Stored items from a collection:
· · · ·
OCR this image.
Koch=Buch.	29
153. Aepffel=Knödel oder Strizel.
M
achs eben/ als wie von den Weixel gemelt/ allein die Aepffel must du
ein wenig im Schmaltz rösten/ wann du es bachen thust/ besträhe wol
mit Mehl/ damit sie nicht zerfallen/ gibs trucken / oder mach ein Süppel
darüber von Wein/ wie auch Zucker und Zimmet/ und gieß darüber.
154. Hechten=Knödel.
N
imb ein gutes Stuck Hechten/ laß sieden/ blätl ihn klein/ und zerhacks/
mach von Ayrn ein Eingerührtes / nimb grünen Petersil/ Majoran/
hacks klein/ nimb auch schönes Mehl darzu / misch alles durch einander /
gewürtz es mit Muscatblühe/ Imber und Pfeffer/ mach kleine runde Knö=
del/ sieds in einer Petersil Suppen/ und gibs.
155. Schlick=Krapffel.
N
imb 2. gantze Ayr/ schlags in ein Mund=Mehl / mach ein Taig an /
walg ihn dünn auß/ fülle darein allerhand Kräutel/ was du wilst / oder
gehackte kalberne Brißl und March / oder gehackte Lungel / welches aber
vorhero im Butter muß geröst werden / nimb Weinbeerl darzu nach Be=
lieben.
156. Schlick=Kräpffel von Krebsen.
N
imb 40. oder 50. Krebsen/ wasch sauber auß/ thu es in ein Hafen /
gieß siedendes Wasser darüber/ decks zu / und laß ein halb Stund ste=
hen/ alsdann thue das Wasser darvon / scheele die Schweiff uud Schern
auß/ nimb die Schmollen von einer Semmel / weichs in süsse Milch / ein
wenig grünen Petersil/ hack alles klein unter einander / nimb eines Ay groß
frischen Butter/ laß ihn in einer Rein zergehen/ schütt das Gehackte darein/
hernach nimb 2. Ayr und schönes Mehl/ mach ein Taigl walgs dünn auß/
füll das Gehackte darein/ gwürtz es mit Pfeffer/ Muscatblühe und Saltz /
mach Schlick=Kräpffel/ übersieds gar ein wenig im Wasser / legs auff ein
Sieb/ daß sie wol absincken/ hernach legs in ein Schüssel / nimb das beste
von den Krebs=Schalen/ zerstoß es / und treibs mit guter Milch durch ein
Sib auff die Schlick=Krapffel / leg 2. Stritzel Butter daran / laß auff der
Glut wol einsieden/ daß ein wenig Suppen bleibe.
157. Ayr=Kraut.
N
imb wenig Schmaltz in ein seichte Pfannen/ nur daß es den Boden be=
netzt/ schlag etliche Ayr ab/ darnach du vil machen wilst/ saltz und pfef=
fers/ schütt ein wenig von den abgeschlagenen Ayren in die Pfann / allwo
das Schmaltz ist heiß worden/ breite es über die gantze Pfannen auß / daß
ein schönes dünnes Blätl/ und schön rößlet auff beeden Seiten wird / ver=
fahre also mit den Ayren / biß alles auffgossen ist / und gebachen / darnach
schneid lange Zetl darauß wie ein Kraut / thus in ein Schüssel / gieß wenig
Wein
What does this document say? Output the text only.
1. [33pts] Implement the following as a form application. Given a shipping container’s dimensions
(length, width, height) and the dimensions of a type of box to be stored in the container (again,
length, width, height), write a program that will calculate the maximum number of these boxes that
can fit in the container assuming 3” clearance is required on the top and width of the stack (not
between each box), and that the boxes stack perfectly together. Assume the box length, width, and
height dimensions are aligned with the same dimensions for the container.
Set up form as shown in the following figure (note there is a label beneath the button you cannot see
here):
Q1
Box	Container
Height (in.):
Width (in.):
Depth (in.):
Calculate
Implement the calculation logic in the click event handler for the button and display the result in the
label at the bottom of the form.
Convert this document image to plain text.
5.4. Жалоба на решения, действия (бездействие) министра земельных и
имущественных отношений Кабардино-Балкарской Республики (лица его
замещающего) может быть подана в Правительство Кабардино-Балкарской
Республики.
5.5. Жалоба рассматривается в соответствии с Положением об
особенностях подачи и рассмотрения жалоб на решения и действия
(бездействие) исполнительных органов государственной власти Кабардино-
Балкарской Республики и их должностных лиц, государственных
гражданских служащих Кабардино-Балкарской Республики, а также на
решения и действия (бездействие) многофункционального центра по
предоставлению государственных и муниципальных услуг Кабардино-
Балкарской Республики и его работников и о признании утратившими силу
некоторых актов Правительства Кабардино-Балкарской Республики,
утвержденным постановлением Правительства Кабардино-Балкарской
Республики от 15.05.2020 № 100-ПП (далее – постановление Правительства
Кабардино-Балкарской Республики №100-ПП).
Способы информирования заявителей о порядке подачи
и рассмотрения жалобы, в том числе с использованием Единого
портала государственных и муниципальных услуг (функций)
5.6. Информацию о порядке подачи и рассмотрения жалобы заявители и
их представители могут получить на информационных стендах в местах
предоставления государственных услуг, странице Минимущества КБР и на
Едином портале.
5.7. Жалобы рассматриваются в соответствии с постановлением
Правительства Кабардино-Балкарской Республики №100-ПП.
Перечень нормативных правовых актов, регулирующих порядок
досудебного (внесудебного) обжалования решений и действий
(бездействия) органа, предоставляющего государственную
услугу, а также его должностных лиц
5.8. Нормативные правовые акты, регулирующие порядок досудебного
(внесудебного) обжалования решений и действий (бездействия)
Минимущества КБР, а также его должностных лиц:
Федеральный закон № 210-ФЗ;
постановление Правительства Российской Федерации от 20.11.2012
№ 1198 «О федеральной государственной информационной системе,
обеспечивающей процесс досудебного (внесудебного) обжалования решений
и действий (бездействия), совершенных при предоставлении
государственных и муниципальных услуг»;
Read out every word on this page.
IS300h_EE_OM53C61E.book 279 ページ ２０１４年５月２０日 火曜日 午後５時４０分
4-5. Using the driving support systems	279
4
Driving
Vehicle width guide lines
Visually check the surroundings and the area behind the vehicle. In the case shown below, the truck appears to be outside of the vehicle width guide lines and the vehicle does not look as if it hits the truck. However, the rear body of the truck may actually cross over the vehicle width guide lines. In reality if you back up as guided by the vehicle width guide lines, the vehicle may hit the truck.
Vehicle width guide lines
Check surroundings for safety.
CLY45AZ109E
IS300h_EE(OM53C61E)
· · · ·
- To be done -
Return the lines from the line containing "Read out every word on this page." to the end of the entries above, exactly as they appear and with no other output.

- Solution -
Read out every word on this page.
IS300h_EE_OM53C61E.book 279 ページ ２０１４年５月２０日 火曜日 午後５時４０分
4-5. Using the driving support systems	279
4
Driving
Vehicle width guide lines
Visually check the surroundings and the area behind the vehicle. In the case shown below, the truck appears to be outside of the vehicle width guide lines and the vehicle does not look as if it hits the truck. However, the rear body of the truck may actually cross over the vehicle width guide lines. In reality if you back up as guided by the vehicle width guide lines, the vehicle may hit the truck.
Vehicle width guide lines
Check surroundings for safety.
CLY45AZ109E
IS300h_EE(OM53C61E)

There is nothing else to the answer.